Problem statement. Which lines below hold the word "T细胞起源于骨髓中的造血干细胞"? Report each one.

Input.
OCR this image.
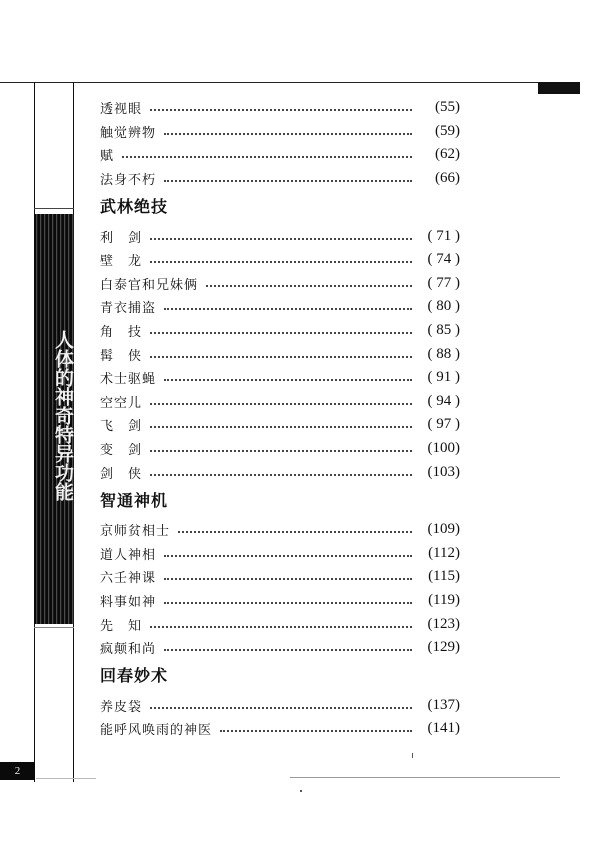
人体的神奇特异功能
2
透视眼	(55)
触觉辨物	(59)
赋	(62)
法身不朽	(66)
武林绝技
利　剑	( 71 )
壁　龙	( 74 )
白泰官和兄妹俩	( 77 )
青衣捕盗	( 80 )
角　技	( 85 )
髯　侠	( 88 )
术士驱蝇	( 91 )
空空儿	( 94 )
飞　剑	( 97 )
变　剑	(100)
剑　侠	(103)
智通神机
京师贫相士	(109)
道人神相	(112)
六壬神课	(115)
料事如神	(119)
先　知	(123)
疯颠和尚	(129)
回春妙术
养皮袋	(137)
能呼风唤雨的神医	(141)
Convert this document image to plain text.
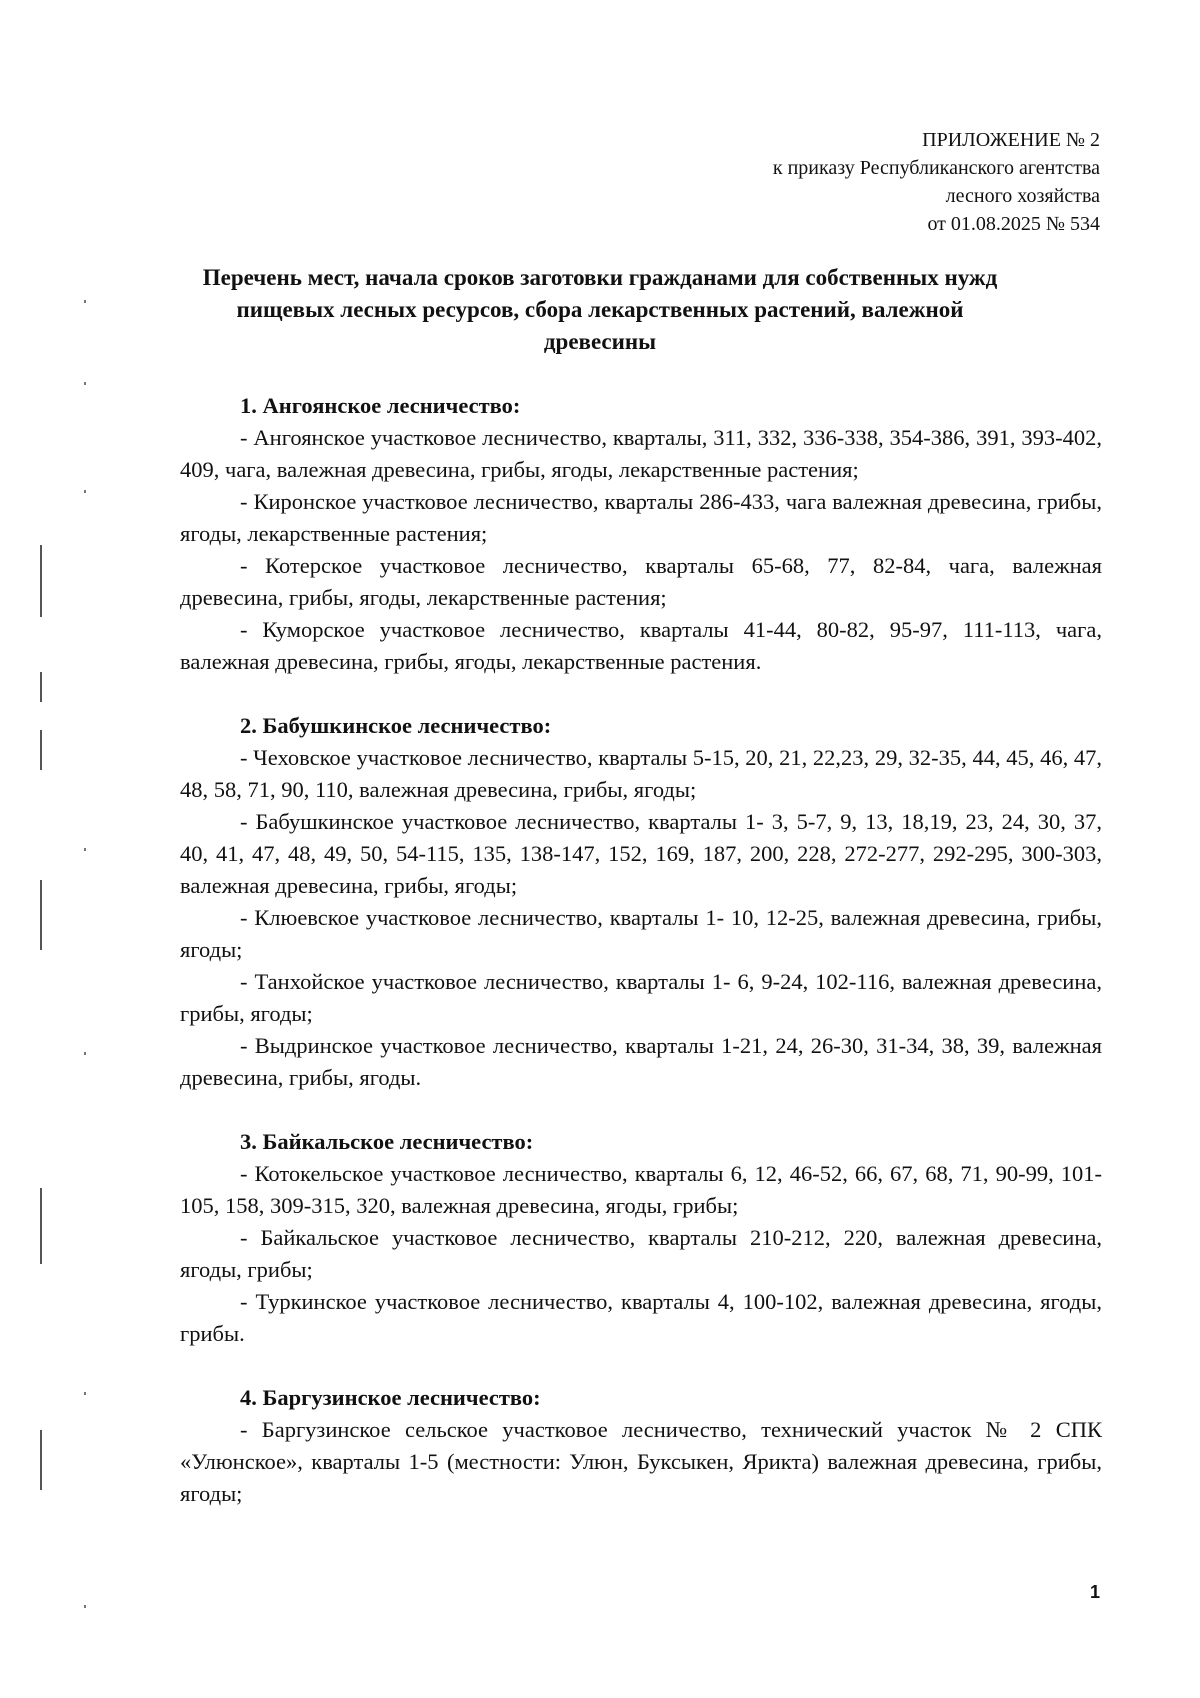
ПРИЛОЖЕНИЕ № 2
к приказу Республиканского агентства
лесного хозяйства
от 01.08.2025 № 534
Перечень мест, начала сроков заготовки гражданами для собственных нужд пищевых лесных ресурсов, сбора лекарственных растений, валежной древесины

1. Ангоянское лесничество:

- Ангоянское участковое лесничество, кварталы, 311, 332, 336-338, 354-386, 391, 393-402, 409, чага, валежная древесина, грибы, ягоды, лекарственные растения;

- Киронское участковое лесничество, кварталы 286-433, чага валежная древесина, грибы, ягоды, лекарственные растения;

- Котерское участковое лесничество, кварталы 65-68, 77, 82-84, чага, валежная древесина, грибы, ягоды, лекарственные растения;

- Куморское участковое лесничество, кварталы 41-44, 80-82, 95-97, 111-113, чага, валежная древесина, грибы, ягоды, лекарственные растения.

2. Бабушкинское лесничество:

- Чеховское участковое лесничество, кварталы 5-15, 20, 21, 22,23, 29, 32-35, 44, 45, 46, 47, 48, 58, 71, 90, 110, валежная древесина, грибы, ягоды;

- Бабушкинское участковое лесничество, кварталы 1- 3, 5-7, 9, 13, 18,19, 23, 24, 30, 37, 40, 41, 47, 48, 49, 50, 54-115, 135, 138-147, 152, 169, 187, 200, 228, 272-277, 292-295, 300-303, валежная древесина, грибы, ягоды;

- Клюевское участковое лесничество, кварталы 1- 10, 12-25, валежная древесина, грибы, ягоды;

- Танхойское участковое лесничество, кварталы 1- 6, 9-24, 102-116, валежная древесина, грибы, ягоды;

- Выдринское участковое лесничество, кварталы 1-21, 24, 26-30, 31-34, 38, 39, валежная древесина, грибы, ягоды.

3. Байкальское лесничество:

- Котокельское участковое лесничество, кварталы 6, 12, 46-52, 66, 67, 68, 71, 90-99, 101-105, 158, 309-315, 320, валежная древесина, ягоды, грибы;

- Байкальское участковое лесничество, кварталы 210-212, 220, валежная древесина, ягоды, грибы;

- Туркинское участковое лесничество, кварталы 4, 100-102, валежная древесина, ягоды, грибы.

4. Баргузинское лесничество:

- Баргузинское сельское участковое лесничество, технический участок № 2 СПК «Улюнское», кварталы 1-5 (местности: Улюн, Буксыкен, Ярикта) валежная древесина, грибы, ягоды;

1
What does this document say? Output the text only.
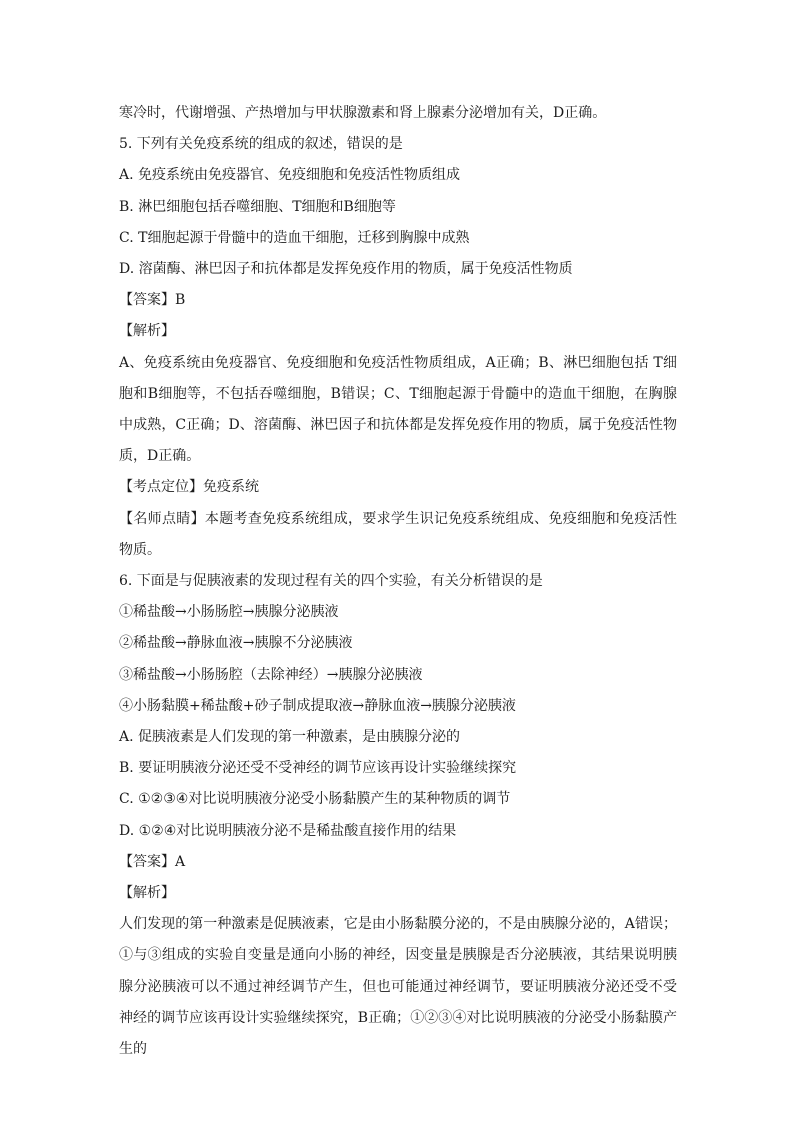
寒冷时，代谢增强、产热增加与甲状腺激素和肾上腺素分泌增加有关，D正确。
5. 下列有关免疫系统的组成的叙述，错误的是
A. 免疫系统由免疫器官、免疫细胞和免疫活性物质组成
B. 淋巴细胞包括吞噬细胞、T细胞和B细胞等
C. T细胞起源于骨髓中的造血干细胞，迁移到胸腺中成熟
D. 溶菌酶、淋巴因子和抗体都是发挥免疫作用的物质，属于免疫活性物质
【答案】B
【解析】
A、免疫系统由免疫器官、免疫细胞和免疫活性物质组成，A正确；B、淋巴细胞包括 T细胞和B细胞等，不包括吞噬细胞，B错误；C、T细胞起源于骨髓中的造血干细胞，在胸腺中成熟，C正确；D、溶菌酶、淋巴因子和抗体都是发挥免疫作用的物质，属于免疫活性物质，D正确。
【考点定位】免疫系统
【名师点睛】本题考查免疫系统组成，要求学生识记免疫系统组成、免疫细胞和免疫活性物质。
6. 下面是与促胰液素的发现过程有关的四个实验，有关分析错误的是
①稀盐酸→小肠肠腔→胰腺分泌胰液
②稀盐酸→静脉血液→胰腺不分泌胰液
③稀盐酸→小肠肠腔（去除神经）→胰腺分泌胰液
④小肠黏膜+稀盐酸+砂子制成提取液→静脉血液→胰腺分泌胰液
A. 促胰液素是人们发现的第一种激素，是由胰腺分泌的
B. 要证明胰液分泌还受不受神经的调节应该再设计实验继续探究
C. ①②③④对比说明胰液分泌受小肠黏膜产生的某种物质的调节
D. ①②④对比说明胰液分泌不是稀盐酸直接作用的结果
【答案】A
【解析】
人们发现的第一种激素是促胰液素，它是由小肠黏膜分泌的，不是由胰腺分泌的，A错误；①与③组成的实验自变量是通向小肠的神经，因变量是胰腺是否分泌胰液，其结果说明胰腺分泌胰液可以不通过神经调节产生，但也可能通过神经调节，要证明胰液分泌还受不受神经的调节应该再设计实验继续探究，B正确；①②③④对比说明胰液的分泌受小肠黏膜产生的
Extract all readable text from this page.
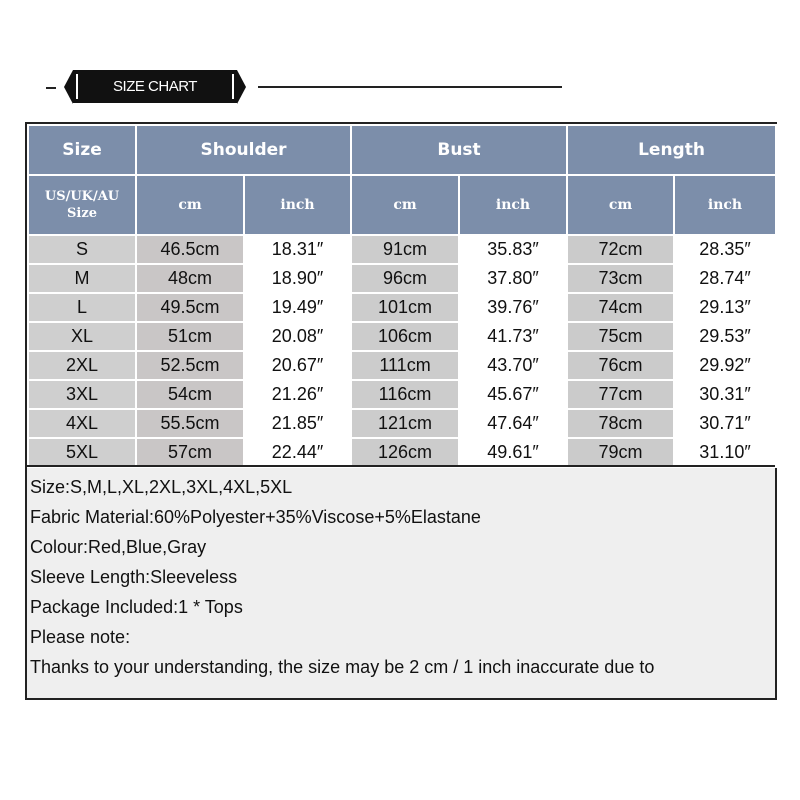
SIZE CHART
Size	Shoulder		Bust		Length	
US/UK/AU
Size	cm	inch	cm	inch	cm	inch
S	46.5cm	18.31″	91cm	35.83″	72cm	28.35″
M	48cm	18.90″	96cm	37.80″	73cm	28.74″
L	49.5cm	19.49″	101cm	39.76″	74cm	29.13″
XL	51cm	20.08″	106cm	41.73″	75cm	29.53″
2XL	52.5cm	20.67″	111cm	43.70″	76cm	29.92″
3XL	54cm	21.26″	116cm	45.67″	77cm	30.31″
4XL	55.5cm	21.85″	121cm	47.64″	78cm	30.71″
5XL	57cm	22.44″	126cm	49.61″	79cm	31.10″
Size:S,M,L,XL,2XL,3XL,4XL,5XL
Fabric Material:60%Polyester+35%Viscose+5%Elastane
Colour:Red,Blue,Gray
Sleeve Length:Sleeveless
Package Included:1 * Tops
Please note:
Thanks to your understanding, the size may be 2 cm / 1 inch inaccurate due to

Answer to the exercise.
C. T细胞起源于骨髓中的造血干细胞，迁移到胸腺中成熟
A、免疫系统由免疫器官、免疫细胞和免疫活性物质组成，A正确；B、淋巴细胞包括 T细胞和B细胞等，不包括吞噬细胞，B错误；C、T细胞起源于骨髓中的造血干细胞，在胸腺中成熟，C正确；D、溶菌酶、淋巴因子和抗体都是发挥免疫作用的物质，属于免疫活性物质，D正确。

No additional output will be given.